WRITTEN PROBLEM
Tally the lines holding the string "Depth" and reply with that number alone.

(Extracts from a graphics dataset)
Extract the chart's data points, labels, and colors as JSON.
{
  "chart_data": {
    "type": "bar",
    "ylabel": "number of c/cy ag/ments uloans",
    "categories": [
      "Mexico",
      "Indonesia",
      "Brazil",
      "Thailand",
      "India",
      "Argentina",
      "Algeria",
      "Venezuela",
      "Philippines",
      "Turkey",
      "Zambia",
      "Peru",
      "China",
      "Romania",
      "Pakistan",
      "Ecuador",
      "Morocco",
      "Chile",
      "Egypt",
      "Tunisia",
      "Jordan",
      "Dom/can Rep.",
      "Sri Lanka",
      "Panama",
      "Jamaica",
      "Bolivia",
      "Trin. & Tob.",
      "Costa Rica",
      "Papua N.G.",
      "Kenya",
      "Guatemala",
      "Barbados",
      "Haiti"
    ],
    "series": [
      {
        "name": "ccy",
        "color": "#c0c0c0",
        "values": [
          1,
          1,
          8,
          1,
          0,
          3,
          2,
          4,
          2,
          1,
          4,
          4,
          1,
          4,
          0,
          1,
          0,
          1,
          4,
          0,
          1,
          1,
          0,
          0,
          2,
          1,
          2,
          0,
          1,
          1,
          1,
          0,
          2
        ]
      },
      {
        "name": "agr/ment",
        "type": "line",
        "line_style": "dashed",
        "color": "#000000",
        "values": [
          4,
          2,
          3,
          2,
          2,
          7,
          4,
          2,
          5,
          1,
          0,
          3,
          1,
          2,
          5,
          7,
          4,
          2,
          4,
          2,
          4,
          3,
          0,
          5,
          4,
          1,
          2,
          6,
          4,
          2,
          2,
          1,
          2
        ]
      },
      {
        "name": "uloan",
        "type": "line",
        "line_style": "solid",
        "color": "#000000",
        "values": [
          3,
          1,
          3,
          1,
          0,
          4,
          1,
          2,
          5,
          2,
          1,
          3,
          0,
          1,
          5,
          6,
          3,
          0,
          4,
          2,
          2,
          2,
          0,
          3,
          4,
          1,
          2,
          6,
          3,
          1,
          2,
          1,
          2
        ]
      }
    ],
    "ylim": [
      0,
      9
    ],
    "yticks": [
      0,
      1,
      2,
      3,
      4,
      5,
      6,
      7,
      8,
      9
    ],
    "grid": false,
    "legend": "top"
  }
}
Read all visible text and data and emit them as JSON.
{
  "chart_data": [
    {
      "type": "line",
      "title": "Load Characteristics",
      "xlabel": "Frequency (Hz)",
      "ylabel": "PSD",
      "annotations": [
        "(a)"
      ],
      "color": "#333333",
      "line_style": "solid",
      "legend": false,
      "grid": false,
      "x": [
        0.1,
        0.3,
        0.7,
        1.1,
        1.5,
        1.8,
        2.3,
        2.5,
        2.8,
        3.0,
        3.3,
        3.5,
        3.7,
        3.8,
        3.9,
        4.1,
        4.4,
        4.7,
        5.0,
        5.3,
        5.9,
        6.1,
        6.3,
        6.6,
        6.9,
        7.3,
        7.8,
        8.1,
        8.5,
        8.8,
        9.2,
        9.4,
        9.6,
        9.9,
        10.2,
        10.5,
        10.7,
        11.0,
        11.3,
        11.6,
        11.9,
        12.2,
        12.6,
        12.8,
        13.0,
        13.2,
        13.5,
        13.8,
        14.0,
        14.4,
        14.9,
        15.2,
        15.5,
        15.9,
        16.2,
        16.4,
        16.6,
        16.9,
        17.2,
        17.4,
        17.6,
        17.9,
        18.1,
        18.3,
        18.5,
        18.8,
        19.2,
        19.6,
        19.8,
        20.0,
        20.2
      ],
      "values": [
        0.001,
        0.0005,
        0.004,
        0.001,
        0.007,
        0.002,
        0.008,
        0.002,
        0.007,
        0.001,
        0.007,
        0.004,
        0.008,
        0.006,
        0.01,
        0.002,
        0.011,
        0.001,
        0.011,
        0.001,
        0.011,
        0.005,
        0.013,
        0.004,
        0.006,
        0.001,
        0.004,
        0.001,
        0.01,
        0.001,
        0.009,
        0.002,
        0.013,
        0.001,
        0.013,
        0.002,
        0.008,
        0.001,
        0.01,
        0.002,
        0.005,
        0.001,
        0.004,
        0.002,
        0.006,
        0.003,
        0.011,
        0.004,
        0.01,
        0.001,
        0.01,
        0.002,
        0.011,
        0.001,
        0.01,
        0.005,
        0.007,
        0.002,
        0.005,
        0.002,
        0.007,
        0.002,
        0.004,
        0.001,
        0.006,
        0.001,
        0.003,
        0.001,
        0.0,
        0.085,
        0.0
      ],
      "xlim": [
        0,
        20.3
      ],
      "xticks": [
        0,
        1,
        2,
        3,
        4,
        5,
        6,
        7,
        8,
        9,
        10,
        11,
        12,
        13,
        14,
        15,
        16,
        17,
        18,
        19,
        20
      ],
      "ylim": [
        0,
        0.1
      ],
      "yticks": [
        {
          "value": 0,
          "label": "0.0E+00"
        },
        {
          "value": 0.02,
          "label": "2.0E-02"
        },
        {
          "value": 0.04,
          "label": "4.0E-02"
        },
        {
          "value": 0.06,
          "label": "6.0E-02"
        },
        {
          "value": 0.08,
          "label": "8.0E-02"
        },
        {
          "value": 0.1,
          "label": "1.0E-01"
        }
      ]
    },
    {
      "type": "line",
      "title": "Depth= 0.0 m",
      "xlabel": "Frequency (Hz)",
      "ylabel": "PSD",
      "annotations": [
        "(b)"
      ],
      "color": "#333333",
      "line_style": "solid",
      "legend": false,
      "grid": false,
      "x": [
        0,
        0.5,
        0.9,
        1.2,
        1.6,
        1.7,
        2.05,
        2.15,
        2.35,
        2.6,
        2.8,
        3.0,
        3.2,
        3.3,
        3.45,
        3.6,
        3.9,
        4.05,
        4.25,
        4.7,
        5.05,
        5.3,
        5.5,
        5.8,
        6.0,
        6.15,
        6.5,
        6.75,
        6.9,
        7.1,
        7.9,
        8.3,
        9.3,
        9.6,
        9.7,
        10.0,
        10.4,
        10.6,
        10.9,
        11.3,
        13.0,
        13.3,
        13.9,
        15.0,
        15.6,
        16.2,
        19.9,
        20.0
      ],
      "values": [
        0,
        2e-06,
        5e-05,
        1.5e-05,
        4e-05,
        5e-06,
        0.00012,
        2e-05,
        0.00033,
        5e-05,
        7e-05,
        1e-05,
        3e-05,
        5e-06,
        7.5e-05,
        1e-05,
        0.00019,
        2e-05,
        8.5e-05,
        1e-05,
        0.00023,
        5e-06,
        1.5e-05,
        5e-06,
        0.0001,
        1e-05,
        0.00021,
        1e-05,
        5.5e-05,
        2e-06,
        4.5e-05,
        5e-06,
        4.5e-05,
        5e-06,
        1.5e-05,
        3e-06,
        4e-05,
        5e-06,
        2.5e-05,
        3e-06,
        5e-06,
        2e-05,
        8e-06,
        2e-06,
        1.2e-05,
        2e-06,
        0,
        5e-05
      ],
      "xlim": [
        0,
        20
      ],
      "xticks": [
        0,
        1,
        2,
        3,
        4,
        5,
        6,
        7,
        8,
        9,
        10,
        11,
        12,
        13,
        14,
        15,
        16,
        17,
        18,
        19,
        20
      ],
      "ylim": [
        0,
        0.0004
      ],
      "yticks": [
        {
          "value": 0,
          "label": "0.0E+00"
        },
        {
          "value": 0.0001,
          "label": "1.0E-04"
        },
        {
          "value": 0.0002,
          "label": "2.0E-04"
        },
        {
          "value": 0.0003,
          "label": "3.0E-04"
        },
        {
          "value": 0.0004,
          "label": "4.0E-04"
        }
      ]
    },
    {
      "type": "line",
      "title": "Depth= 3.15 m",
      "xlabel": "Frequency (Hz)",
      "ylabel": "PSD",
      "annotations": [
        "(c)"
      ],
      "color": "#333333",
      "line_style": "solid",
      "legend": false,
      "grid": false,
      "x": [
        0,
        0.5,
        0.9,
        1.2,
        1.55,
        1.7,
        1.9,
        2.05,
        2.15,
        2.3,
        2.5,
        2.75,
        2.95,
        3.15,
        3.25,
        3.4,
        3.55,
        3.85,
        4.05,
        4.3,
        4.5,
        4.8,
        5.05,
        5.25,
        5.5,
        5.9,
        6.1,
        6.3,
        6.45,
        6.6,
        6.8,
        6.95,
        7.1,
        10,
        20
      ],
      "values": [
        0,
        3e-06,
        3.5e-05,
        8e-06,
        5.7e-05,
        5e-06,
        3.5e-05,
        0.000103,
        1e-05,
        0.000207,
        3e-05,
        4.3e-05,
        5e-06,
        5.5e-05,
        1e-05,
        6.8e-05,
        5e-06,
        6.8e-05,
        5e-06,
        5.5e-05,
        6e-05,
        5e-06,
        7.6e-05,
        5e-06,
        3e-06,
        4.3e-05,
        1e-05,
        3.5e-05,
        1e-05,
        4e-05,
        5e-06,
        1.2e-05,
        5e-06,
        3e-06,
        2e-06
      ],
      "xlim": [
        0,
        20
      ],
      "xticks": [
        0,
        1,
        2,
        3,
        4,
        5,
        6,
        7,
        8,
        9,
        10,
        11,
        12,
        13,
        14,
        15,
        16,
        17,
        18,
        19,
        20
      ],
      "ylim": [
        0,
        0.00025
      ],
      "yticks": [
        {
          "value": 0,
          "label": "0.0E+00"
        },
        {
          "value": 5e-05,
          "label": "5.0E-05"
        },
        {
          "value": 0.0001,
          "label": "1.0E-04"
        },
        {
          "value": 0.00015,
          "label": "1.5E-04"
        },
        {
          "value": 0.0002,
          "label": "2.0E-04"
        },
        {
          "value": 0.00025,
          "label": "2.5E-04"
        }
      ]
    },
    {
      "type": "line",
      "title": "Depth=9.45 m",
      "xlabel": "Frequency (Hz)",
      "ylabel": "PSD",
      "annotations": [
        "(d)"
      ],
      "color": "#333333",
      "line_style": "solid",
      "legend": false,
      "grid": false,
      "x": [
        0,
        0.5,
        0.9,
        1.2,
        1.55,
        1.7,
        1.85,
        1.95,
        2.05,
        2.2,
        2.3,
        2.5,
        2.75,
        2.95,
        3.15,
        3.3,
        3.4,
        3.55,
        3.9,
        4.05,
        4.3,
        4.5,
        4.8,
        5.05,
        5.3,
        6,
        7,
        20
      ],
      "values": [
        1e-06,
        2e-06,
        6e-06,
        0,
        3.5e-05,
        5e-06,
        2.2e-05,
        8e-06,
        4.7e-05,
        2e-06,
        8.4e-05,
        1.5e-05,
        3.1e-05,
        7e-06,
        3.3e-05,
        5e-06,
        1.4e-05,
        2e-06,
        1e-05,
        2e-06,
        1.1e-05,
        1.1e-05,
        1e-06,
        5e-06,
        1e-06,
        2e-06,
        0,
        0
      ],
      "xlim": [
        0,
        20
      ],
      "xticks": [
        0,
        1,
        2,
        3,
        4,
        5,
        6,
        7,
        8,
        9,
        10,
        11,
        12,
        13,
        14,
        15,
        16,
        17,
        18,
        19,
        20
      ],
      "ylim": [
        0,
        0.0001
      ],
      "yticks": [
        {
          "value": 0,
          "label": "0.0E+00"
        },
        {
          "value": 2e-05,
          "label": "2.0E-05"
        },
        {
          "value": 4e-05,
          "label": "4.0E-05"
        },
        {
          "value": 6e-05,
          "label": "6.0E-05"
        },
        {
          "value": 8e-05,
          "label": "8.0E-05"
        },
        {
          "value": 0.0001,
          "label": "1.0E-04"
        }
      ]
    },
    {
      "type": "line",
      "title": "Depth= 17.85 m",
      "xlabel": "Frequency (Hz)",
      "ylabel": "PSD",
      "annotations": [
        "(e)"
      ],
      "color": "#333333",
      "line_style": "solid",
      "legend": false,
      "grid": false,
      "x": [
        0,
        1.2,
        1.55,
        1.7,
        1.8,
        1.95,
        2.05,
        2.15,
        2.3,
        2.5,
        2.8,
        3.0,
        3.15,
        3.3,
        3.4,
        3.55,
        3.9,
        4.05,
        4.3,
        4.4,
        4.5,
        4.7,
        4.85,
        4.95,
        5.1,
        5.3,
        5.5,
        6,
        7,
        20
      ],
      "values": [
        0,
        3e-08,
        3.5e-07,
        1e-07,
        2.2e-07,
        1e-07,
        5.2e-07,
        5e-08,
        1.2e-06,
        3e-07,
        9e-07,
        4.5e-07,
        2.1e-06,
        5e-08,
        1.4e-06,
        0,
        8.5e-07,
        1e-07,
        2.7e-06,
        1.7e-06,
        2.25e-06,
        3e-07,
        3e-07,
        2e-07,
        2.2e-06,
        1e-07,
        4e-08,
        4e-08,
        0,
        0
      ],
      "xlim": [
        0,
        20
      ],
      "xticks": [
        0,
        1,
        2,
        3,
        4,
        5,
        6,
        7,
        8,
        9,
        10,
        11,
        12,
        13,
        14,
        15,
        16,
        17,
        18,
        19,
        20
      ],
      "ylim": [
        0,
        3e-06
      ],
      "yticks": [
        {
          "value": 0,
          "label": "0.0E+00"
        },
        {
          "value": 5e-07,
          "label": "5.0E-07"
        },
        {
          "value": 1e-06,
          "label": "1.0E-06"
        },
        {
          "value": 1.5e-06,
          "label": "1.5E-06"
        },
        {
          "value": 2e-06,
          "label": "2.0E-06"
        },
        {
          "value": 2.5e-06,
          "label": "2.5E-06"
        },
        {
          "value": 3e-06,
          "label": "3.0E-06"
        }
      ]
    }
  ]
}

FULL SOLUTION
4